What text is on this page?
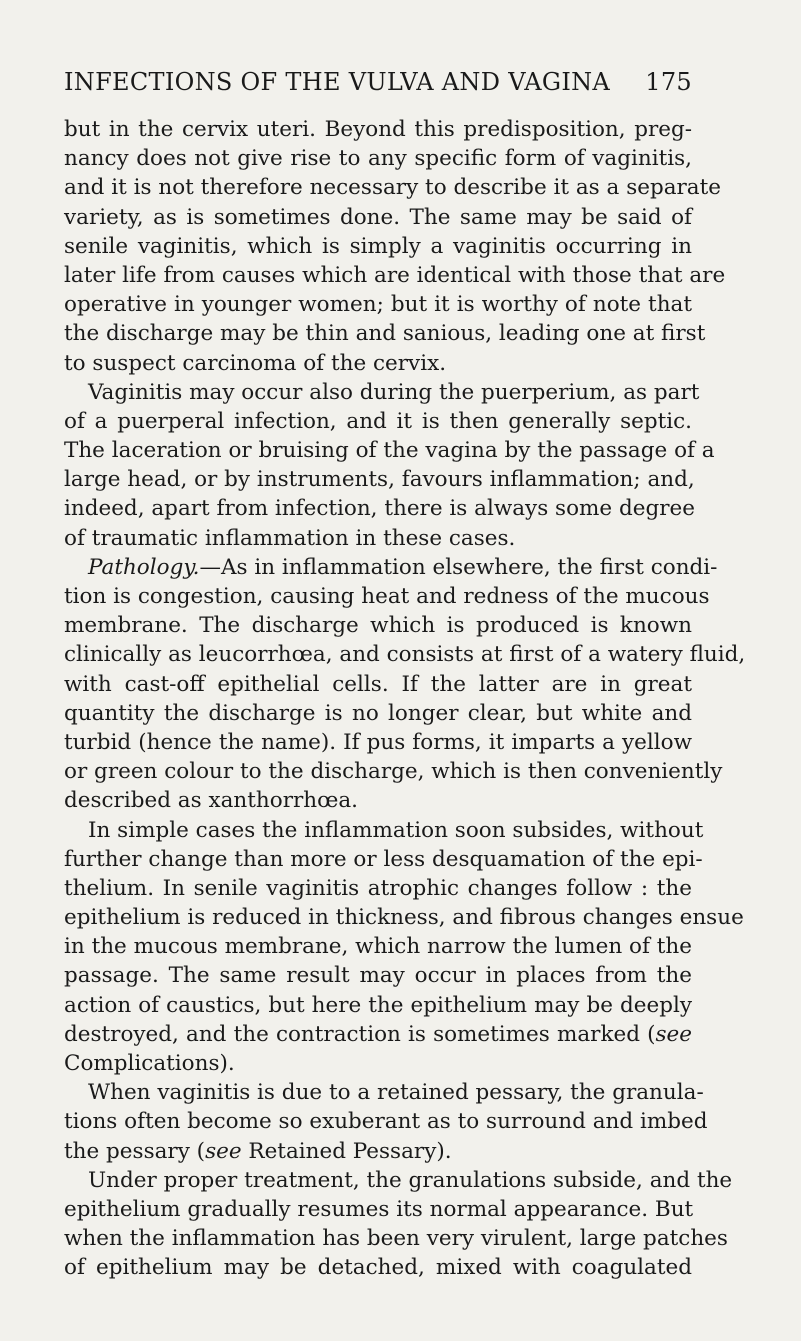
INFECTIONS OF THE VULVA AND VAGINA 175
but in the cervix uteri. Beyond this predisposition, preg-
nancy does not give rise to any specific form of vaginitis,
and it is not therefore necessary to describe it as a separate
variety, as is sometimes done. The same may be said of
senile vaginitis, which is simply a vaginitis occurring in
later life from causes which are identical with those that are
operative in younger women; but it is worthy of note that
the discharge may be thin and sanious, leading one at first
to suspect carcinoma of the cervix.
Vaginitis may occur also during the puerperium, as part
of a puerperal infection, and it is then generally septic.
The laceration or bruising of the vagina by the passage of a
large head, or by instruments, favours inflammation; and,
indeed, apart from infection, there is always some degree
of traumatic inflammation in these cases.
Pathology.—As in inflammation elsewhere, the first condi-
tion is congestion, causing heat and redness of the mucous
membrane. The discharge which is produced is known
clinically as leucorrhœa, and consists at first of a watery fluid,
with cast-off epithelial cells. If the latter are in great
quantity the discharge is no longer clear, but white and
turbid (hence the name). If pus forms, it imparts a yellow
or green colour to the discharge, which is then conveniently
described as xanthorrhœa.
In simple cases the inflammation soon subsides, without
further change than more or less desquamation of the epi-
thelium. In senile vaginitis atrophic changes follow : the
epithelium is reduced in thickness, and fibrous changes ensue
in the mucous membrane, which narrow the lumen of the
passage. The same result may occur in places from the
action of caustics, but here the epithelium may be deeply
destroyed, and the contraction is sometimes marked (see
Complications).
When vaginitis is due to a retained pessary, the granula-
tions often become so exuberant as to surround and imbed
the pessary (see Retained Pessary).
Under proper treatment, the granulations subside, and the
epithelium gradually resumes its normal appearance. But
when the inflammation has been very virulent, large patches
of epithelium may be detached, mixed with coagulated
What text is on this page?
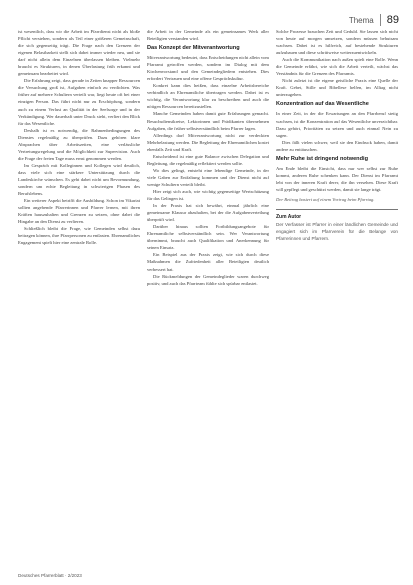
Thema 89

ist wesentlich, dass wir die Arbeit im Pfarrdienst nicht als bloße Pflicht verstehen, sondern als Teil einer größeren Gemeinschaft, die sich gegenseitig trägt. Die Frage nach den Grenzen der eigenen Belastbarkeit stellt sich dabei immer wieder neu, und sie darf nicht allein dem Einzelnen überlassen bleiben. Vielmehr braucht es Strukturen, in denen Überlastung früh erkannt und gemeinsam bearbeitet wird.

Die Erfahrung zeigt, dass gerade in Zeiten knapper Ressourcen die Versuchung groß ist, Aufgaben einfach zu verdichten. Was früher auf mehrere Schultern verteilt war, liegt heute oft bei einer einzigen Person. Das führt nicht nur zu Erschöpfung, sondern auch zu einem Verlust an Qualität in der Seelsorge und in der Verkündigung. Wer dauerhaft unter Druck steht, verliert den Blick für das Wesentliche.

Deshalb ist es notwendig, die Rahmenbedingungen des Dienstes regelmäßig zu überprüfen. Dazu gehören klare Absprachen über Arbeitszeiten, eine verlässliche Vertretungsregelung und die Möglichkeit zur Supervision. Auch die Frage der freien Tage muss ernst genommen werden.

Im Gespräch mit Kolleginnen und Kollegen wird deutlich, dass viele sich eine stärkere Unterstützung durch die Landeskirche wünschen. Es geht dabei nicht um Bevormundung, sondern um echte Begleitung in schwierigen Phasen des Berufslebens.

Ein weiterer Aspekt betrifft die Ausbildung. Schon im Vikariat sollten angehende Pfarrerinnen und Pfarrer lernen, mit ihren Kräften hauszuhalten und Grenzen zu setzen, ohne dabei die Hingabe an den Dienst zu verlieren.

Schließlich bleibt die Frage, wie Gemeinden selbst dazu beitragen können, ihre Pfarrpersonen zu entlasten. Ehrenamtliches Engagement spielt hier eine zentrale Rolle.

die Arbeit in der Gemeinde als ein gemeinsames Werk aller Beteiligten verstanden wird.

Das Konzept der Mitverantwortung

Mitverantwortung bedeutet, dass Entscheidungen nicht allein vom Pfarramt getroffen werden, sondern im Dialog mit dem Kirchenvorstand und den Gemeindegliedern entstehen. Dies erfordert Vertrauen und eine offene Gesprächskultur.

Konkret kann dies heißen, dass einzelne Arbeitsbereiche verbindlich an Ehrenamtliche übertragen werden. Dabei ist es wichtig, die Verantwortung klar zu beschreiben und auch die nötigen Ressourcen bereitzustellen.

Manche Gemeinden haben damit gute Erfahrungen gemacht. Besuchsdienstkreise, Lektorinnen und Prädikanten übernehmen Aufgaben, die früher selbstverständlich beim Pfarrer lagen.

Allerdings darf Mitverantwortung nicht zur verdeckten Mehrbelastung werden. Die Begleitung der Ehrenamtlichen kostet ebenfalls Zeit und Kraft.

Entscheidend ist eine gute Balance zwischen Delegation und Begleitung, die regelmäßig reflektiert werden sollte.

Wo dies gelingt, entsteht eine lebendige Gemeinde, in der viele Gaben zur Entfaltung kommen und der Dienst nicht auf wenige Schultern verteilt bleibt.

Hier zeigt sich auch, wie wichtig gegenseitige Wertschätzung für das Gelingen ist.

In der Praxis hat sich bewährt, einmal jährlich eine gemeinsame Klausur abzuhalten, bei der die Aufgabenverteilung überprüft wird.

Darüber hinaus sollten Fortbildungsangebote für Ehrenamtliche selbstverständlich sein. Wer Verantwortung übernimmt, braucht auch Qualifikation und Anerkennung für seinen Einsatz.

Ein Beispiel aus der Praxis zeigt, wie sich durch diese Maßnahmen die Zufriedenheit aller Beteiligten deutlich verbessert hat.

Die Rückmeldungen der Gemeindeglieder waren durchweg positiv, und auch das Pfarrteam fühlte sich spürbar entlastet.

Solche Prozesse brauchen Zeit und Geduld. Sie lassen sich nicht von heute auf morgen umsetzen, sondern müssen behutsam wachsen. Dabei ist es hilfreich, auf bestehende Strukturen aufzubauen und diese schrittweise weiterzuentwickeln.

Auch die Kommunikation nach außen spielt eine Rolle. Wenn die Gemeinde erfährt, wie sich die Arbeit verteilt, wächst das Verständnis für die Grenzen des Pfarramts.

Nicht zuletzt ist die eigene geistliche Praxis eine Quelle der Kraft. Gebet, Stille und Bibellese helfen, im Alltag nicht unterzugehen.

Konzentration auf das Wesentliche

In einer Zeit, in der die Erwartungen an den Pfarrberuf stetig wachsen, ist die Konzentration auf das Wesentliche unverzichtbar. Dazu gehört, Prioritäten zu setzen und auch einmal Nein zu sagen.

Dies fällt vielen schwer, weil sie den Eindruck haben, damit andere zu enttäuschen.

Mehr Ruhe ist dringend notwendig

Am Ende bleibt die Einsicht, dass nur wer selbst zur Ruhe kommt, anderen Ruhe schenken kann. Der Dienst im Pfarramt lebt von der inneren Kraft derer, die ihn versehen. Diese Kraft will gepflegt und geschützt werden, damit sie lange trägt.

Der Beitrag basiert auf einem Vortrag beim Pfarrtag.

Zum Autor

Der Verfasser ist Pfarrer in einer ländlichen Gemeinde und engagiert sich im Pfarrverein für die Belange von Pfarrerinnen und Pfarrern.

Deutsches Pfarrerblatt · 2/2023
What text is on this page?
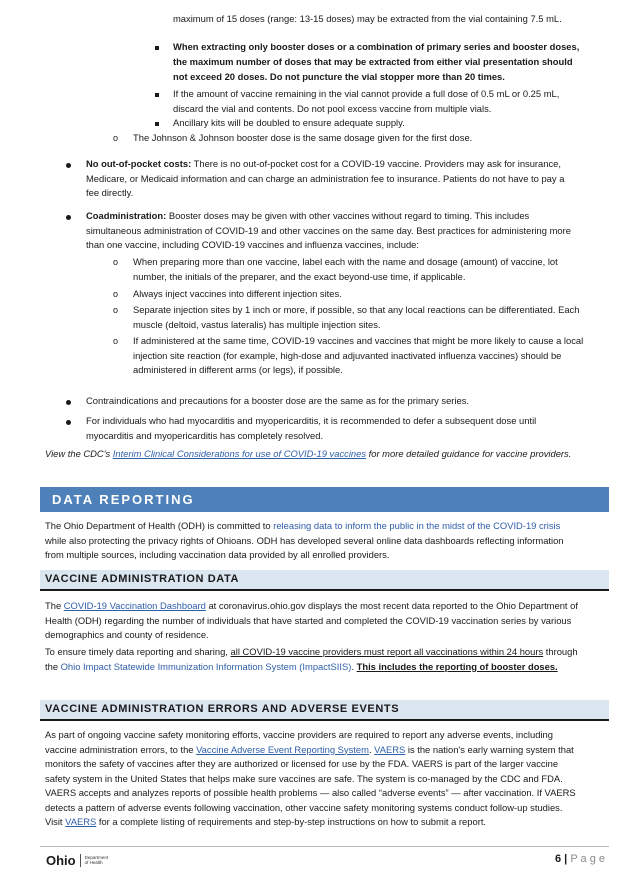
maximum of 15 doses (range: 13-15 doses) may be extracted from the vial containing 7.5 mL.
When extracting only booster doses or a combination of primary series and booster doses,
the maximum number of doses that may be extracted from either vial presentation should
not exceed 20 doses. Do not puncture the vial stopper more than 20 times.
If the amount of vaccine remaining in the vial cannot provide a full dose of 0.5 mL or 0.25 mL,
discard the vial and contents. Do not pool excess vaccine from multiple vials.
Ancillary kits will be doubled to ensure adequate supply.
o The Johnson & Johnson booster dose is the same dosage given for the first dose.
No out-of-pocket costs: There is no out-of-pocket cost for a COVID-19 vaccine. Providers may ask for insurance,
Medicare, or Medicaid information and can charge an administration fee to insurance. Patients do not have to pay a
fee directly.
Coadministration: Booster doses may be given with other vaccines without regard to timing. This includes
simultaneous administration of COVID-19 and other vaccines on the same day. Best practices for administering more
than one vaccine, including COVID-19 vaccines and influenza vaccines, include:
o When preparing more than one vaccine, label each with the name and dosage (amount) of vaccine, lot
number, the initials of the preparer, and the exact beyond-use time, if applicable.
o Always inject vaccines into different injection sites.
o Separate injection sites by 1 inch or more, if possible, so that any local reactions can be differentiated. Each
muscle (deltoid, vastus lateralis) has multiple injection sites.
o If administered at the same time, COVID-19 vaccines and vaccines that might be more likely to cause a local
injection site reaction (for example, high-dose and adjuvanted inactivated influenza vaccines) should be
administered in different arms (or legs), if possible.
Contraindications and precautions for a booster dose are the same as for the primary series.
For individuals who had myocarditis and myopericarditis, it is recommended to defer a subsequent dose until
myocarditis and myopericarditis has completely resolved.
View the CDC's Interim Clinical Considerations for use of COVID-19 vaccines for more detailed guidance for vaccine providers.
DATA REPORTING
The Ohio Department of Health (ODH) is committed to releasing data to inform the public in the midst of the COVID-19 crisis
while also protecting the privacy rights of Ohioans. ODH has developed several online data dashboards reflecting information
from multiple sources, including vaccination data provided by all enrolled providers.
VACCINE ADMINISTRATION DATA
The COVID-19 Vaccination Dashboard at coronavirus.ohio.gov displays the most recent data reported to the Ohio Department of
Health (ODH) regarding the number of individuals that have started and completed the COVID-19 vaccination series by various
demographics and county of residence.
To ensure timely data reporting and sharing, all COVID-19 vaccine providers must report all vaccinations within 24 hours through
the Ohio Impact Statewide Immunization Information System (ImpactSIIS). This includes the reporting of booster doses.
VACCINE ADMINISTRATION ERRORS AND ADVERSE EVENTS
As part of ongoing vaccine safety monitoring efforts, vaccine providers are required to report any adverse events, including
vaccine administration errors, to the Vaccine Adverse Event Reporting System. VAERS is the nation's early warning system that
monitors the safety of vaccines after they are authorized or licensed for use by the FDA. VAERS is part of the larger vaccine
safety system in the United States that helps make sure vaccines are safe. The system is co-managed by the CDC and FDA.
VAERS accepts and analyzes reports of possible health problems — also called “adverse events” — after vaccination. If VAERS
detects a pattern of adverse events following vaccination, other vaccine safety monitoring systems conduct follow-up studies.
Visit VAERS for a complete listing of requirements and step-by-step instructions on how to submit a report.
Ohio Department
of Health	6 | P a g e
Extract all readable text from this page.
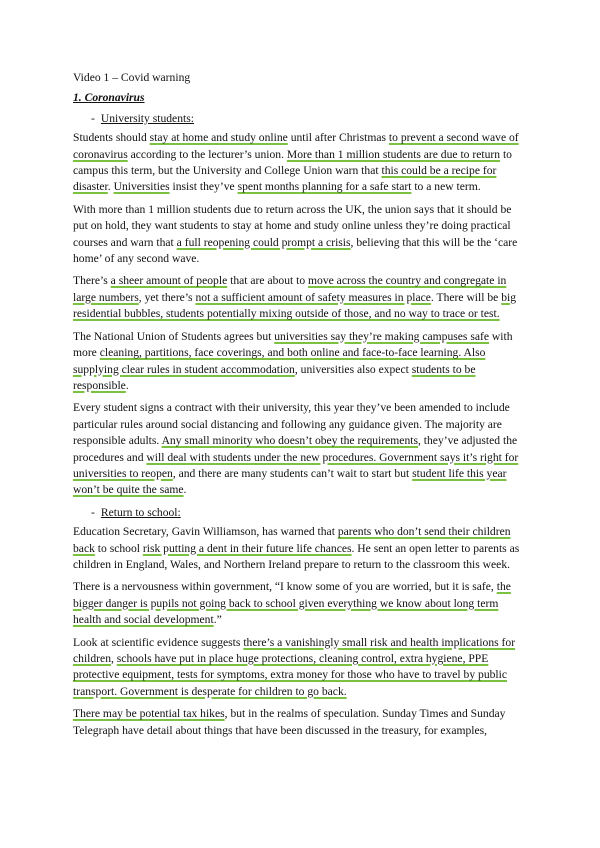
Video 1 – Covid warning
1. Coronavirus
- University students:

Students should stay at home and study online until after Christmas to prevent a second wave of coronavirus according to the lecturer’s union. More than 1 million students are due to return to campus this term, but the University and College Union warn that this could be a recipe for disaster. Universities insist they’ve spent months planning for a safe start to a new term.

With more than 1 million students due to return across the UK, the union says that it should be put on hold, they want students to stay at home and study online unless they’re doing practical courses and warn that a full reopening could prompt a crisis, believing that this will be the ‘care home’ of any second wave.

There’s a sheer amount of people that are about to move across the country and congregate in large numbers, yet there’s not a sufficient amount of safety measures in place. There will be big residential bubbles, students potentially mixing outside of those, and no way to trace or test.

The National Union of Students agrees but universities say they’re making campuses safe with more cleaning, partitions, face coverings, and both online and face-to-face learning. Also supplying clear rules in student accommodation, universities also expect students to be responsible.

Every student signs a contract with their university, this year they’ve been amended to include particular rules around social distancing and following any guidance given. The majority are responsible adults. Any small minority who doesn’t obey the requirements, they’ve adjusted the procedures and will deal with students under the new procedures. Government says it’s right for universities to reopen, and there are many students can’t wait to start but student life this year won’t be quite the same.

- Return to school:

Education Secretary, Gavin Williamson, has warned that parents who don’t send their children back to school risk putting a dent in their future life chances. He sent an open letter to parents as children in England, Wales, and Northern Ireland prepare to return to the classroom this week.

There is a nervousness within government, “I know some of you are worried, but it is safe, the bigger danger is pupils not going back to school given everything we know about long term health and social development.”

Look at scientific evidence suggests there’s a vanishingly small risk and health implications for children, schools have put in place huge protections, cleaning control, extra hygiene, PPE protective equipment, tests for symptoms, extra money for those who have to travel by public transport. Government is desperate for children to go back.

There may be potential tax hikes, but in the realms of speculation. Sunday Times and Sunday Telegraph have detail about things that have been discussed in the treasury, for examples,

Brief:
With "million" as the string to find, copy every line of the records that holds it.

Answer section:
Students should stay at home and study online until after Christmas to prevent a second wave of coronavirus according to the lecturer’s union. More than 1 million students are due to return to campus this term, but the University and College Union warn that this could be a recipe for disaster. Universities insist they’ve spent months planning for a safe start to a new term.
With more than 1 million students due to return across the UK, the union says that it should be put on hold, they want students to stay at home and study online unless they’re doing practical courses and warn that a full reopening could prompt a crisis, believing that this will be the ‘care home’ of any second wave.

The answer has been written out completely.